» GOAL:
Extract the entries in their exact form.

Dataset excerpt
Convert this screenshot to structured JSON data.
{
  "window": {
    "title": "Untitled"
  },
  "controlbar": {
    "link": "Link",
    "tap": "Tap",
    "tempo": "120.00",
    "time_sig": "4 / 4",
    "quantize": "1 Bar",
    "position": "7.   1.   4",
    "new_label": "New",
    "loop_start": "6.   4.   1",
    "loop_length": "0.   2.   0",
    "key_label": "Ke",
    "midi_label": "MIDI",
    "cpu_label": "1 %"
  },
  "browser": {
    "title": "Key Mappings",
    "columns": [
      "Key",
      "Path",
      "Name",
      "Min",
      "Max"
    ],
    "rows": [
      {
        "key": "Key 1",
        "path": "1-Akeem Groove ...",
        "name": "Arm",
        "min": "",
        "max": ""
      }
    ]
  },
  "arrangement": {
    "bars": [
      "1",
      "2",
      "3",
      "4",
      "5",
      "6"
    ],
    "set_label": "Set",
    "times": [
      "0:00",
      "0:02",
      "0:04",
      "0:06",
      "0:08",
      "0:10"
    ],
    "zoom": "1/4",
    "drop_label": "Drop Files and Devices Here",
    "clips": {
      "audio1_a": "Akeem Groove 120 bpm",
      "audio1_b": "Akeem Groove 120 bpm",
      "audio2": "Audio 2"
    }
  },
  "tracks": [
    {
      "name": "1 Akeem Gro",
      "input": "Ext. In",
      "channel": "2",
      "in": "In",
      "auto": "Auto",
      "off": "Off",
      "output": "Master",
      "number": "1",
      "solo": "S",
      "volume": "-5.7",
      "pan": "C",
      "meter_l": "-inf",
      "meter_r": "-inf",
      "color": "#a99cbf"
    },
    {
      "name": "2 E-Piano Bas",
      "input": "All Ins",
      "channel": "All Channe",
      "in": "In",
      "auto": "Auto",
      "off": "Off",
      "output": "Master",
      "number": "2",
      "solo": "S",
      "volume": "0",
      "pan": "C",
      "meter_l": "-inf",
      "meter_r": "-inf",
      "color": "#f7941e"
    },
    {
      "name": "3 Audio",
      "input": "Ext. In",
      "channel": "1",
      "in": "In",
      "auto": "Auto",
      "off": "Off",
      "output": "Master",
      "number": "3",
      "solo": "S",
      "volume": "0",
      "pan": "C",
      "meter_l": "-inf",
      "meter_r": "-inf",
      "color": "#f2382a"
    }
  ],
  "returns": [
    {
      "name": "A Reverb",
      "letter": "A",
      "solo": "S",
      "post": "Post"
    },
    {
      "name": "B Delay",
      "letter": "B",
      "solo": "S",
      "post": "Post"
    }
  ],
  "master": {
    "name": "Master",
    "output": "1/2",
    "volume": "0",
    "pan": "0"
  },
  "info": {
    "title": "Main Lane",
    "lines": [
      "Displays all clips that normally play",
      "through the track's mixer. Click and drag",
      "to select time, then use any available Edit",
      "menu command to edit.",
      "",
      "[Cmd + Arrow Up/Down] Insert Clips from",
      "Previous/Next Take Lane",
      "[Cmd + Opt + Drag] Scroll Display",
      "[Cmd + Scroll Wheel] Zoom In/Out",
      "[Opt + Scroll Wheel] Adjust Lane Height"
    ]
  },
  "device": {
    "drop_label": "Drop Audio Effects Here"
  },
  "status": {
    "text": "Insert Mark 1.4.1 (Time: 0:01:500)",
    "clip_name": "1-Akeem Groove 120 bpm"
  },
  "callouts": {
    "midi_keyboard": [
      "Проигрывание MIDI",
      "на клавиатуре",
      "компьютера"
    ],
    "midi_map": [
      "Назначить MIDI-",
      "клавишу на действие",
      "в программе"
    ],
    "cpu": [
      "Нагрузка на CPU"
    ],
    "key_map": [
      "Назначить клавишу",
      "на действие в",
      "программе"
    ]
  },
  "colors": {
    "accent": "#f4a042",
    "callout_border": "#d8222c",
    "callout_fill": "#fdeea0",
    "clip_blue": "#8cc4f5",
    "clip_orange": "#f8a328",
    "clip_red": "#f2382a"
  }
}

» FULL OUTPUT:
Convert this screenshot to structured JSON data.
{
  "window": {
    "title": "Untitled"
  },
  "controlbar": {
    "link": "Link",
    "tap": "Tap",
    "tempo": "120.00",
    "time_sig": "4 / 4",
    "quantize": "1 Bar",
    "position": "7.   1.   4",
    "new_label": "New",
    "loop_start": "6.   4.   1",
    "loop_length": "0.   2.   0",
    "key_label": "Ke",
    "midi_label": "MIDI",
    "cpu_label": "1 %"
  },
  "browser": {
    "title": "Key Mappings",
    "columns": [
      "Key",
      "Path",
      "Name",
      "Min",
      "Max"
    ],
    "rows": [
      {
        "key": "Key 1",
        "path": "1-Akeem Groove ...",
        "name": "Arm",
        "min": "",
        "max": ""
      }
    ]
  },
  "arrangement": {
    "bars": [
      "1",
      "2",
      "3",
      "4",
      "5",
      "6"
    ],
    "set_label": "Set",
    "times": [
      "0:00",
      "0:02",
      "0:04",
      "0:06",
      "0:08",
      "0:10"
    ],
    "zoom": "1/4",
    "drop_label": "Drop Files and Devices Here",
    "clips": {
      "audio1_a": "Akeem Groove 120 bpm",
      "audio1_b": "Akeem Groove 120 bpm",
      "audio2": "Audio 2"
    }
  },
  "tracks": [
    {
      "name": "1 Akeem Gro",
      "input": "Ext. In",
      "channel": "2",
      "in": "In",
      "auto": "Auto",
      "off": "Off",
      "output": "Master",
      "number": "1",
      "solo": "S",
      "volume": "-5.7",
      "pan": "C",
      "meter_l": "-inf",
      "meter_r": "-inf",
      "color": "#a99cbf"
    },
    {
      "name": "2 E-Piano Bas",
      "input": "All Ins",
      "channel": "All Channe",
      "in": "In",
      "auto": "Auto",
      "off": "Off",
      "output": "Master",
      "number": "2",
      "solo": "S",
      "volume": "0",
      "pan": "C",
      "meter_l": "-inf",
      "meter_r": "-inf",
      "color": "#f7941e"
    },
    {
      "name": "3 Audio",
      "input": "Ext. In",
      "channel": "1",
      "in": "In",
      "auto": "Auto",
      "off": "Off",
      "output": "Master",
      "number": "3",
      "solo": "S",
      "volume": "0",
      "pan": "C",
      "meter_l": "-inf",
      "meter_r": "-inf",
      "color": "#f2382a"
    }
  ],
  "returns": [
    {
      "name": "A Reverb",
      "letter": "A",
      "solo": "S",
      "post": "Post"
    },
    {
      "name": "B Delay",
      "letter": "B",
      "solo": "S",
      "post": "Post"
    }
  ],
  "master": {
    "name": "Master",
    "output": "1/2",
    "volume": "0",
    "pan": "0"
  },
  "info": {
    "title": "Main Lane",
    "lines": [
      "Displays all clips that normally play",
      "through the track's mixer. Click and drag",
      "to select time, then use any available Edit",
      "menu command to edit.",
      "",
      "[Cmd + Arrow Up/Down] Insert Clips from",
      "Previous/Next Take Lane",
      "[Cmd + Opt + Drag] Scroll Display",
      "[Cmd + Scroll Wheel] Zoom In/Out",
      "[Opt + Scroll Wheel] Adjust Lane Height"
    ]
  },
  "device": {
    "drop_label": "Drop Audio Effects Here"
  },
  "status": {
    "text": "Insert Mark 1.4.1 (Time: 0:01:500)",
    "clip_name": "1-Akeem Groove 120 bpm"
  },
  "callouts": {
    "midi_keyboard": [
      "Проигрывание MIDI",
      "на клавиатуре",
      "компьютера"
    ],
    "midi_map": [
      "Назначить MIDI-",
      "клавишу на действие",
      "в программе"
    ],
    "cpu": [
      "Нагрузка на CPU"
    ],
    "key_map": [
      "Назначить клавишу",
      "на действие в",
      "программе"
    ]
  },
  "colors": {
    "accent": "#f4a042",
    "callout_border": "#d8222c",
    "callout_fill": "#fdeea0",
    "clip_blue": "#8cc4f5",
    "clip_orange": "#f8a328",
    "clip_red": "#f2382a"
  }
}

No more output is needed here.